**WHAT TO WORK ON:** Of all the lines in the material below, how many include the string "وقالت"? Give the number only.

**EXERCISE MATERIAL:**
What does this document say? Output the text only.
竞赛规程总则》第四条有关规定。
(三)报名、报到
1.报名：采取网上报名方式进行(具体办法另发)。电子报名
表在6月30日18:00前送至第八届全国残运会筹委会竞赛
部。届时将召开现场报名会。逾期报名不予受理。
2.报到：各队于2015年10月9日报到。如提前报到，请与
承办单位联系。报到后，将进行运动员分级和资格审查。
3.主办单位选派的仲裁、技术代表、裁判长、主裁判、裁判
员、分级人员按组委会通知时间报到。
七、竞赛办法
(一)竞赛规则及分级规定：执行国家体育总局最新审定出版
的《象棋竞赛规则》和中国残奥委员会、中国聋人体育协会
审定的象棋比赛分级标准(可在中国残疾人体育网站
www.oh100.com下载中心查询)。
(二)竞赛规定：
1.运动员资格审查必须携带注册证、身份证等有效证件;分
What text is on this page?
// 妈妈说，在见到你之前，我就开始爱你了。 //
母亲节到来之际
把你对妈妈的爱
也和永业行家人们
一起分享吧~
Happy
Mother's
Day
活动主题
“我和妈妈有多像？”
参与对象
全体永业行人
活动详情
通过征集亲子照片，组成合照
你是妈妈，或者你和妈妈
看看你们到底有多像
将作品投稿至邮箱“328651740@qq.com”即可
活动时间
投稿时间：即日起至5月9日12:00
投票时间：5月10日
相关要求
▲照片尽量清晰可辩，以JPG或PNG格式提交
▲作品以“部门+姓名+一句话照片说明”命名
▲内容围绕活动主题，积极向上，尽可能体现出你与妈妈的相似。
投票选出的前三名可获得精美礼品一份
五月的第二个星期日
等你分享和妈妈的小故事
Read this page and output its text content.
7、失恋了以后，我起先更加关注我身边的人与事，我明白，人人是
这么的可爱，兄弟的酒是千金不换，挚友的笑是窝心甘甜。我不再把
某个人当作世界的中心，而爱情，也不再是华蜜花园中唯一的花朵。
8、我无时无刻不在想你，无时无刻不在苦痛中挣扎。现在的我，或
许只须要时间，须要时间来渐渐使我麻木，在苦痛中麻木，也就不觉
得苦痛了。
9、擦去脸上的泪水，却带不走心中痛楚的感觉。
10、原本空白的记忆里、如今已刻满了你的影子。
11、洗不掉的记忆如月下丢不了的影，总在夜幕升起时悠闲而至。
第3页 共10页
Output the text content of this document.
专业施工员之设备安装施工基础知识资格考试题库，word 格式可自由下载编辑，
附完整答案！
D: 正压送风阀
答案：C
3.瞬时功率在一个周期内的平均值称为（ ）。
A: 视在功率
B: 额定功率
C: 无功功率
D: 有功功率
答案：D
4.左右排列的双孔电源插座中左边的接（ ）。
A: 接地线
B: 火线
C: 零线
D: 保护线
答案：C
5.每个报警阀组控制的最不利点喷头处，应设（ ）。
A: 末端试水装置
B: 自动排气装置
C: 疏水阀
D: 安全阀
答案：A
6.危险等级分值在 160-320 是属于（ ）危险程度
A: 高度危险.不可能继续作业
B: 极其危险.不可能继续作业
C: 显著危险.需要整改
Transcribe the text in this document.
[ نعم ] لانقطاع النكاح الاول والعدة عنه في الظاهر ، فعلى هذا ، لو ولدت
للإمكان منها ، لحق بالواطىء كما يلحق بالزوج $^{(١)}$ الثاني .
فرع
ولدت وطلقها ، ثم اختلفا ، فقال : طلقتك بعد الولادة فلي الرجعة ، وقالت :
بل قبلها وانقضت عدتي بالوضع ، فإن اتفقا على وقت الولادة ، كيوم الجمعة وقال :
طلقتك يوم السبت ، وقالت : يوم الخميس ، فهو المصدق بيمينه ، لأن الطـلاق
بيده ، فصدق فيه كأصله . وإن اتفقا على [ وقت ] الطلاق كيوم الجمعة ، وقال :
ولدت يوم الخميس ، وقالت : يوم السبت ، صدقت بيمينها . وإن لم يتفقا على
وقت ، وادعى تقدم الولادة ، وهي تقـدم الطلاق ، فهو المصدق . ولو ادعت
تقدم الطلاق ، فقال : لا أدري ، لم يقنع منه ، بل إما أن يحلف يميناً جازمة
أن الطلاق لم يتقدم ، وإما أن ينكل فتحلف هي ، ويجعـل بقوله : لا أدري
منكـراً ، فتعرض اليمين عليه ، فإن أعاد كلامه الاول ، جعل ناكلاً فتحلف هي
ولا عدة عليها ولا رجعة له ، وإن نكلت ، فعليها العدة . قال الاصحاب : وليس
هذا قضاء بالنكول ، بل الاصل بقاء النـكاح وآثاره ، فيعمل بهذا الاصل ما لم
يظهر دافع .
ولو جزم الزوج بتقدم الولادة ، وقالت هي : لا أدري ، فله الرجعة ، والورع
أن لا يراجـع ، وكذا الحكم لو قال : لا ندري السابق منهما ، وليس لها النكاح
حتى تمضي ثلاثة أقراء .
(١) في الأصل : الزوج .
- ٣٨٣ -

**RIGHT ANSWER:** 4